EXERCISE REQUIREMENTS
Omit images. Retype all entries verbatim.

-- start RECORDS FOR THE EXERCISE --

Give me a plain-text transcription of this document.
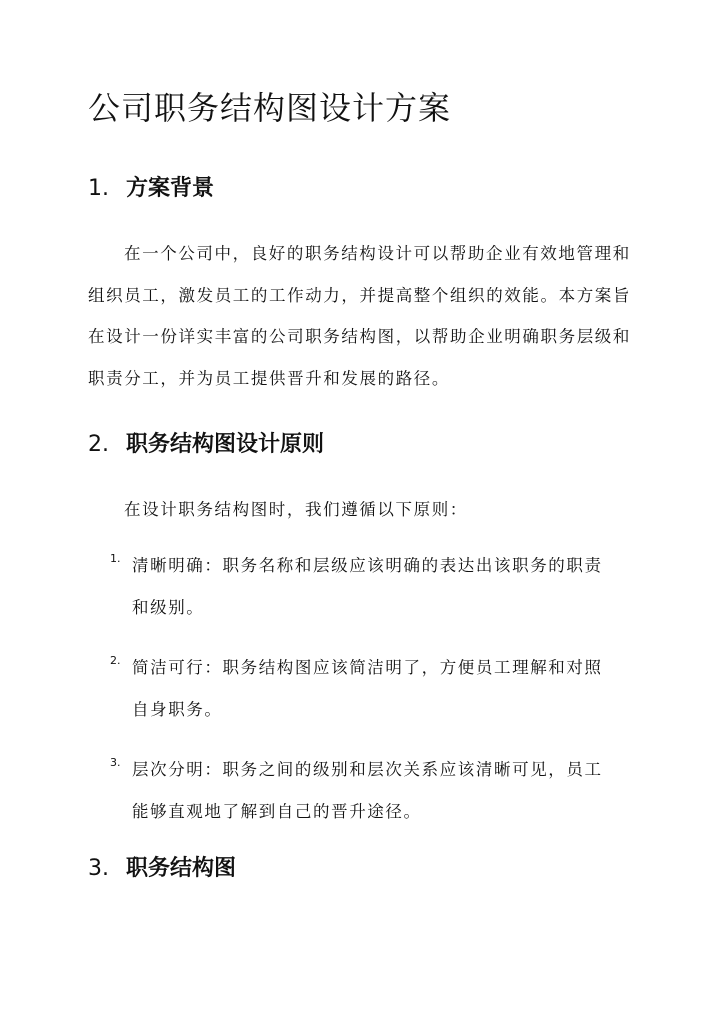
公司职务结构图设计方案
1. 方案背景

在一个公司中，良好的职务结构设计可以帮助企业有效地管理和组织员工，激发员工的工作动力，并提高整个组织的效能。本方案旨在设计一份详实丰富的公司职务结构图，以帮助企业明确职务层级和职责分工，并为员工提供晋升和发展的路径。

2. 职务结构图设计原则

在设计职务结构图时，我们遵循以下原则：

1. 清晰明确：职务名称和层级应该明确的表达出该职务的职责和级别。
2. 简洁可行：职务结构图应该简洁明了，方便员工理解和对照自身职务。
3. 层次分明：职务之间的级别和层次关系应该清晰可见，员工能够直观地了解到自己的晋升途径。
3. 职务结构图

-- end RECORDS FOR THE EXERCISE --

THE RESULT
Give me a plain-text transcription of this document.
公司职务结构图设计方案
1. 方案背景

在一个公司中，良好的职务结构设计可以帮助企业有效地管理和组织员工，激发员工的工作动力，并提高整个组织的效能。本方案旨在设计一份详实丰富的公司职务结构图，以帮助企业明确职务层级和职责分工，并为员工提供晋升和发展的路径。

2. 职务结构图设计原则

在设计职务结构图时，我们遵循以下原则：

1. 清晰明确：职务名称和层级应该明确的表达出该职务的职责和级别。
2. 简洁可行：职务结构图应该简洁明了，方便员工理解和对照自身职务。
3. 层次分明：职务之间的级别和层次关系应该清晰可见，员工能够直观地了解到自己的晋升途径。
3. 职务结构图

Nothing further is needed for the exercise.